▶ _INPUT DATA_
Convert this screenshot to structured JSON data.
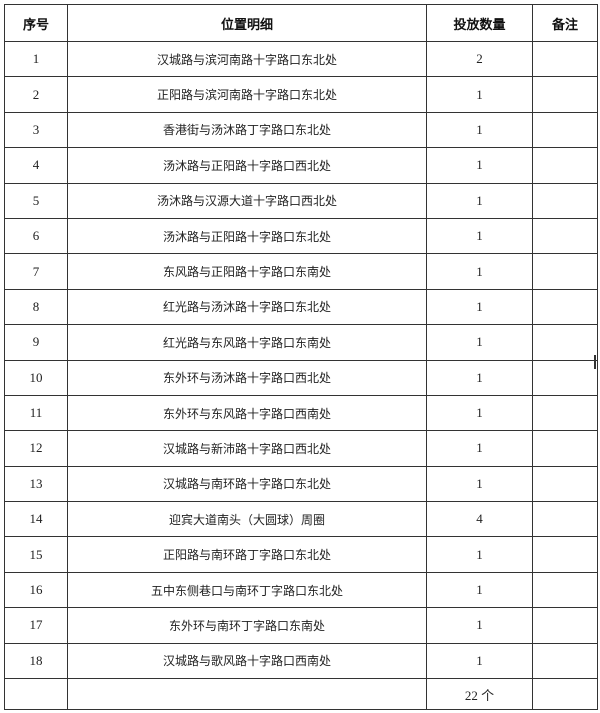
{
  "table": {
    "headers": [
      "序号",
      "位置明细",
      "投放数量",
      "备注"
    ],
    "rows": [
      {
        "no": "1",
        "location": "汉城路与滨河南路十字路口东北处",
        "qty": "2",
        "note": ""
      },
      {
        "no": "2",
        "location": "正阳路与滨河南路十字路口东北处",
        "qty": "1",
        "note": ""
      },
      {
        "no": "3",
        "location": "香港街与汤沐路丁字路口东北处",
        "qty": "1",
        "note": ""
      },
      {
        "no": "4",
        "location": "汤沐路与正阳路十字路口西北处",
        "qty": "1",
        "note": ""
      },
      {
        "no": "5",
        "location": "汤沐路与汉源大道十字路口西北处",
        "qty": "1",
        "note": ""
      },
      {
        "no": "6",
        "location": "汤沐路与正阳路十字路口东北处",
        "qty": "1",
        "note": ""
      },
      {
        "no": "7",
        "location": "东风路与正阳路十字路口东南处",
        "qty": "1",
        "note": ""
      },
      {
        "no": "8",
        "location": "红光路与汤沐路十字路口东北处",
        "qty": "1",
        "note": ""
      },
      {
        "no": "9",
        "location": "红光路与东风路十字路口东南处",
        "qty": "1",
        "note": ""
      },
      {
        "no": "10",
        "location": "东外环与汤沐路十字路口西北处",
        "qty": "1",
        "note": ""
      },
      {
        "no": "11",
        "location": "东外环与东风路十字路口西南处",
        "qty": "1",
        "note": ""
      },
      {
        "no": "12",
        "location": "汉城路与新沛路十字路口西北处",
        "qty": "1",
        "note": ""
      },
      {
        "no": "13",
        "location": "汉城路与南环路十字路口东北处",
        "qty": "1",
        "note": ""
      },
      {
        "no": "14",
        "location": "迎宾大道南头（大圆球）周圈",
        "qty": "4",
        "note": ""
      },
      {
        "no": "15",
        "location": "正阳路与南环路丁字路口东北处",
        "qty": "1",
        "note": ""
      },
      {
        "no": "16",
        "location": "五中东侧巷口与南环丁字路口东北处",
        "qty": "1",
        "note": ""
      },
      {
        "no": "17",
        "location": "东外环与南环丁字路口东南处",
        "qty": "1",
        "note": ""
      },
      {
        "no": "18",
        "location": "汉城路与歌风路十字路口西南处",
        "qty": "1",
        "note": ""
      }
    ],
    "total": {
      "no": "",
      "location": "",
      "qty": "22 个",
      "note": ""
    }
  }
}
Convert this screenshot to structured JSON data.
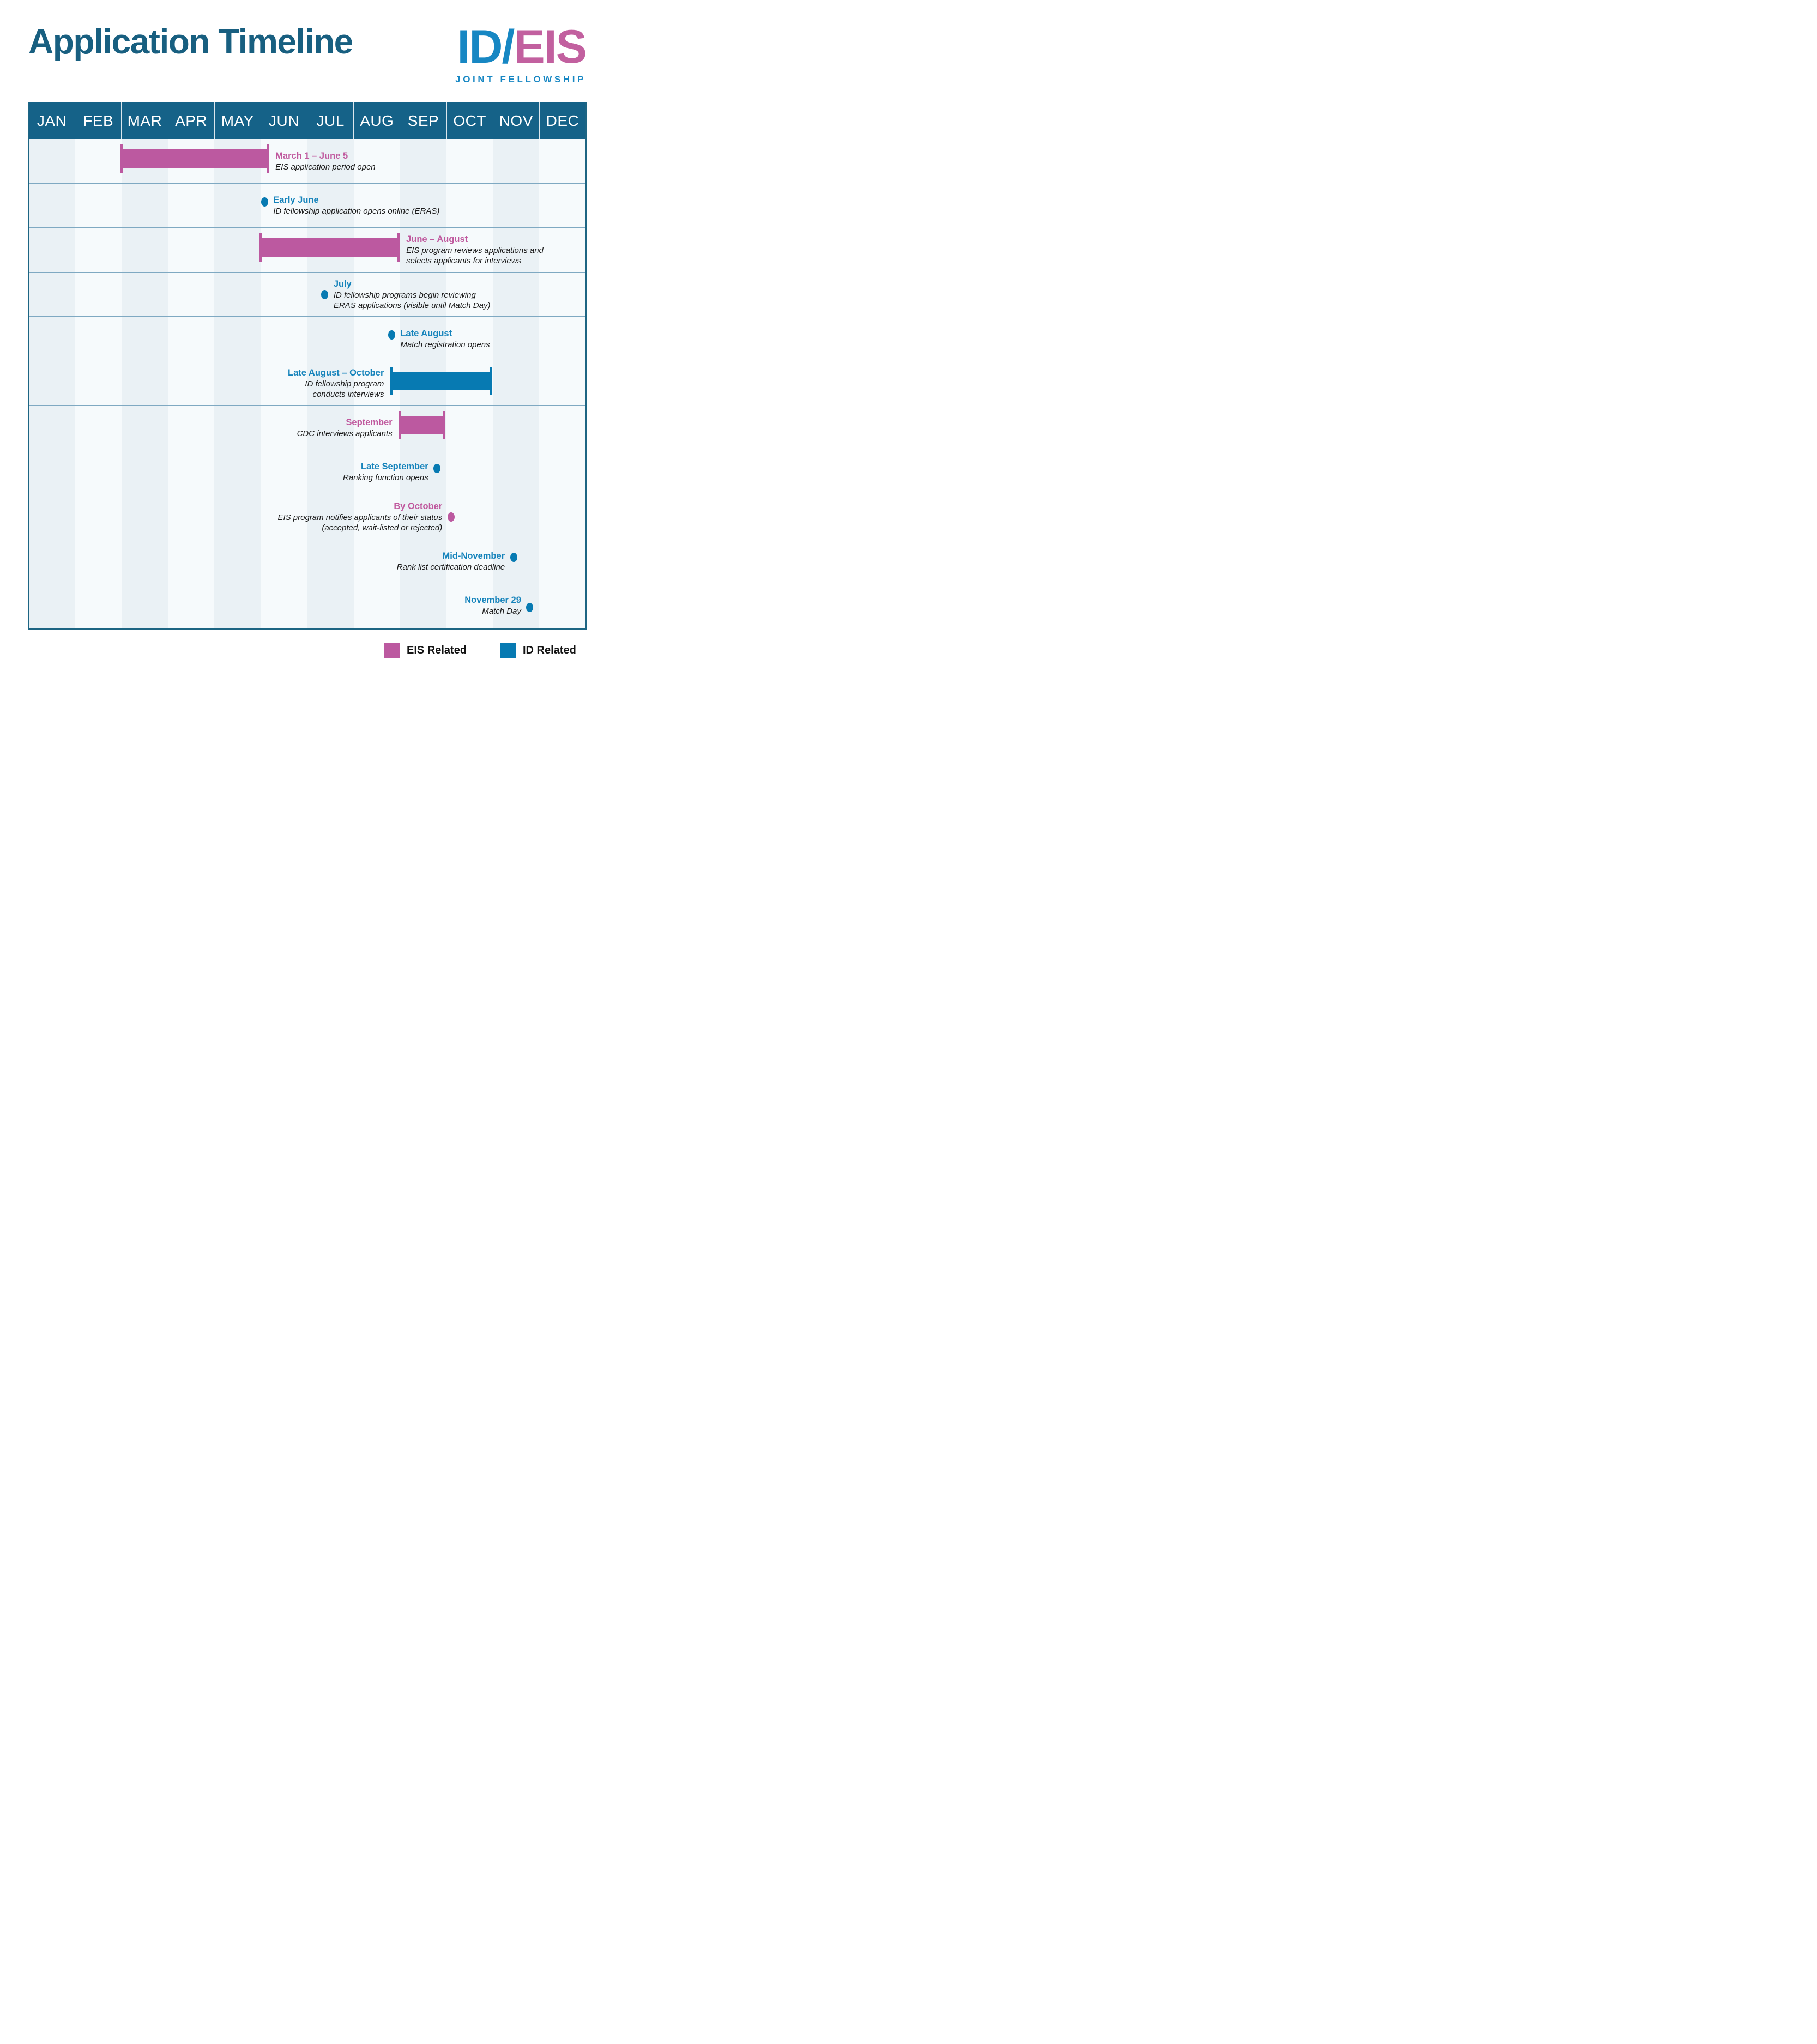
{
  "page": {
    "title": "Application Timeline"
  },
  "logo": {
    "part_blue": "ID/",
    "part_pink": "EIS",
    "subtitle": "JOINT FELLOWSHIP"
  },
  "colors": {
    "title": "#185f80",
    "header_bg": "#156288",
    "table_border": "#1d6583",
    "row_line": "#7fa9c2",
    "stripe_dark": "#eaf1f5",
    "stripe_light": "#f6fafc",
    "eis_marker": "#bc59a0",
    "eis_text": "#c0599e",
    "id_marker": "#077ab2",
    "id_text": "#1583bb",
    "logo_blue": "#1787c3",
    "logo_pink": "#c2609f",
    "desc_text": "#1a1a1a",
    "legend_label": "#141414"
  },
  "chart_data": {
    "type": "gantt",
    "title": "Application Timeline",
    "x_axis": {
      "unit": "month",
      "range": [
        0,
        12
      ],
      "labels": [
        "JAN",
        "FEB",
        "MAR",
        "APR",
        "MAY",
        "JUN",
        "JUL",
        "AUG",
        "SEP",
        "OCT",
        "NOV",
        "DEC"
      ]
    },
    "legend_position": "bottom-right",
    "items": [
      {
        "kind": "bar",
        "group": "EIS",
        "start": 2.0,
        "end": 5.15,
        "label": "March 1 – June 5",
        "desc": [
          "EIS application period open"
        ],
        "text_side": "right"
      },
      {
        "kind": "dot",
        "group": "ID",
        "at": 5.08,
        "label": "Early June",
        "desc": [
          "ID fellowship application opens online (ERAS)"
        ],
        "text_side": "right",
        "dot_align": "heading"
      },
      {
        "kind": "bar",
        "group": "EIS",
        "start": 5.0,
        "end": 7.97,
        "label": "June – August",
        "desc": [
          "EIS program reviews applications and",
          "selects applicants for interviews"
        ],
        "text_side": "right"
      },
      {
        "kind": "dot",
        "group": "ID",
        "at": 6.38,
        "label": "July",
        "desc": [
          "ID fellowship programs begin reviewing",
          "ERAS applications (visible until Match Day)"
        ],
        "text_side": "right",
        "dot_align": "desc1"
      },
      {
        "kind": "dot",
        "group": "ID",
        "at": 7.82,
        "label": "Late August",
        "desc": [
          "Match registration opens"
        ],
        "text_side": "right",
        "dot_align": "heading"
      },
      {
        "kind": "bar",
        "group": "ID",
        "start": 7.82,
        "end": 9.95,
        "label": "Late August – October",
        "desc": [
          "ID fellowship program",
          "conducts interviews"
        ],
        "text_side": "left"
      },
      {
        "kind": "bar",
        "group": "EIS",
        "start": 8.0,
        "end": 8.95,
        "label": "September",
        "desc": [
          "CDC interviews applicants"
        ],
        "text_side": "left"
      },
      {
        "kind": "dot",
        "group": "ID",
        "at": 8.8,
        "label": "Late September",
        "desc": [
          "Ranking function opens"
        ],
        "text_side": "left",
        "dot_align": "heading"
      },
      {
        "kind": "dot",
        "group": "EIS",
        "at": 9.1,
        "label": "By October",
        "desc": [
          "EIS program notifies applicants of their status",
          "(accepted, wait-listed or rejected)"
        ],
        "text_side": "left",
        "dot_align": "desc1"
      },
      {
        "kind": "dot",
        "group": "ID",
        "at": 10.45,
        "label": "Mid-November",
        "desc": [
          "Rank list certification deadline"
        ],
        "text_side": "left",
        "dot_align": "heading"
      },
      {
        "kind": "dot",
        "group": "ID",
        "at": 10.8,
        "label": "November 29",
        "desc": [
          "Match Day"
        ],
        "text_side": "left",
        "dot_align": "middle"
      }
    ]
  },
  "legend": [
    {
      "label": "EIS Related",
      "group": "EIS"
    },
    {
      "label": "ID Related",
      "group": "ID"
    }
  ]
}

▶ _YOUR OBJECTIVE_
Without including any picture, retype the entries exactly.

▶ _COMPLETED EXERCISE_
Convert this screenshot to structured JSON data.
{
  "table": {
    "headers": [
      "序号",
      "位置明细",
      "投放数量",
      "备注"
    ],
    "rows": [
      {
        "no": "1",
        "location": "汉城路与滨河南路十字路口东北处",
        "qty": "2",
        "note": ""
      },
      {
        "no": "2",
        "location": "正阳路与滨河南路十字路口东北处",
        "qty": "1",
        "note": ""
      },
      {
        "no": "3",
        "location": "香港街与汤沐路丁字路口东北处",
        "qty": "1",
        "note": ""
      },
      {
        "no": "4",
        "location": "汤沐路与正阳路十字路口西北处",
        "qty": "1",
        "note": ""
      },
      {
        "no": "5",
        "location": "汤沐路与汉源大道十字路口西北处",
        "qty": "1",
        "note": ""
      },
      {
        "no": "6",
        "location": "汤沐路与正阳路十字路口东北处",
        "qty": "1",
        "note": ""
      },
      {
        "no": "7",
        "location": "东风路与正阳路十字路口东南处",
        "qty": "1",
        "note": ""
      },
      {
        "no": "8",
        "location": "红光路与汤沐路十字路口东北处",
        "qty": "1",
        "note": ""
      },
      {
        "no": "9",
        "location": "红光路与东风路十字路口东南处",
        "qty": "1",
        "note": ""
      },
      {
        "no": "10",
        "location": "东外环与汤沐路十字路口西北处",
        "qty": "1",
        "note": ""
      },
      {
        "no": "11",
        "location": "东外环与东风路十字路口西南处",
        "qty": "1",
        "note": ""
      },
      {
        "no": "12",
        "location": "汉城路与新沛路十字路口西北处",
        "qty": "1",
        "note": ""
      },
      {
        "no": "13",
        "location": "汉城路与南环路十字路口东北处",
        "qty": "1",
        "note": ""
      },
      {
        "no": "14",
        "location": "迎宾大道南头（大圆球）周圈",
        "qty": "4",
        "note": ""
      },
      {
        "no": "15",
        "location": "正阳路与南环路丁字路口东北处",
        "qty": "1",
        "note": ""
      },
      {
        "no": "16",
        "location": "五中东侧巷口与南环丁字路口东北处",
        "qty": "1",
        "note": ""
      },
      {
        "no": "17",
        "location": "东外环与南环丁字路口东南处",
        "qty": "1",
        "note": ""
      },
      {
        "no": "18",
        "location": "汉城路与歌风路十字路口西南处",
        "qty": "1",
        "note": ""
      }
    ],
    "total": {
      "no": "",
      "location": "",
      "qty": "22 个",
      "note": ""
    }
  }
}
Convert this screenshot to structured JSON data.
{
  "page": {
    "title": "Application Timeline"
  },
  "logo": {
    "part_blue": "ID/",
    "part_pink": "EIS",
    "subtitle": "JOINT FELLOWSHIP"
  },
  "colors": {
    "title": "#185f80",
    "header_bg": "#156288",
    "table_border": "#1d6583",
    "row_line": "#7fa9c2",
    "stripe_dark": "#eaf1f5",
    "stripe_light": "#f6fafc",
    "eis_marker": "#bc59a0",
    "eis_text": "#c0599e",
    "id_marker": "#077ab2",
    "id_text": "#1583bb",
    "logo_blue": "#1787c3",
    "logo_pink": "#c2609f",
    "desc_text": "#1a1a1a",
    "legend_label": "#141414"
  },
  "chart_data": {
    "type": "gantt",
    "title": "Application Timeline",
    "x_axis": {
      "unit": "month",
      "range": [
        0,
        12
      ],
      "labels": [
        "JAN",
        "FEB",
        "MAR",
        "APR",
        "MAY",
        "JUN",
        "JUL",
        "AUG",
        "SEP",
        "OCT",
        "NOV",
        "DEC"
      ]
    },
    "legend_position": "bottom-right",
    "items": [
      {
        "kind": "bar",
        "group": "EIS",
        "start": 2.0,
        "end": 5.15,
        "label": "March 1 – June 5",
        "desc": [
          "EIS application period open"
        ],
        "text_side": "right"
      },
      {
        "kind": "dot",
        "group": "ID",
        "at": 5.08,
        "label": "Early June",
        "desc": [
          "ID fellowship application opens online (ERAS)"
        ],
        "text_side": "right",
        "dot_align": "heading"
      },
      {
        "kind": "bar",
        "group": "EIS",
        "start": 5.0,
        "end": 7.97,
        "label": "June – August",
        "desc": [
          "EIS program reviews applications and",
          "selects applicants for interviews"
        ],
        "text_side": "right"
      },
      {
        "kind": "dot",
        "group": "ID",
        "at": 6.38,
        "label": "July",
        "desc": [
          "ID fellowship programs begin reviewing",
          "ERAS applications (visible until Match Day)"
        ],
        "text_side": "right",
        "dot_align": "desc1"
      },
      {
        "kind": "dot",
        "group": "ID",
        "at": 7.82,
        "label": "Late August",
        "desc": [
          "Match registration opens"
        ],
        "text_side": "right",
        "dot_align": "heading"
      },
      {
        "kind": "bar",
        "group": "ID",
        "start": 7.82,
        "end": 9.95,
        "label": "Late August – October",
        "desc": [
          "ID fellowship program",
          "conducts interviews"
        ],
        "text_side": "left"
      },
      {
        "kind": "bar",
        "group": "EIS",
        "start": 8.0,
        "end": 8.95,
        "label": "September",
        "desc": [
          "CDC interviews applicants"
        ],
        "text_side": "left"
      },
      {
        "kind": "dot",
        "group": "ID",
        "at": 8.8,
        "label": "Late September",
        "desc": [
          "Ranking function opens"
        ],
        "text_side": "left",
        "dot_align": "heading"
      },
      {
        "kind": "dot",
        "group": "EIS",
        "at": 9.1,
        "label": "By October",
        "desc": [
          "EIS program notifies applicants of their status",
          "(accepted, wait-listed or rejected)"
        ],
        "text_side": "left",
        "dot_align": "desc1"
      },
      {
        "kind": "dot",
        "group": "ID",
        "at": 10.45,
        "label": "Mid-November",
        "desc": [
          "Rank list certification deadline"
        ],
        "text_side": "left",
        "dot_align": "heading"
      },
      {
        "kind": "dot",
        "group": "ID",
        "at": 10.8,
        "label": "November 29",
        "desc": [
          "Match Day"
        ],
        "text_side": "left",
        "dot_align": "middle"
      }
    ]
  },
  "legend": [
    {
      "label": "EIS Related",
      "group": "EIS"
    },
    {
      "label": "ID Related",
      "group": "ID"
    }
  ]
}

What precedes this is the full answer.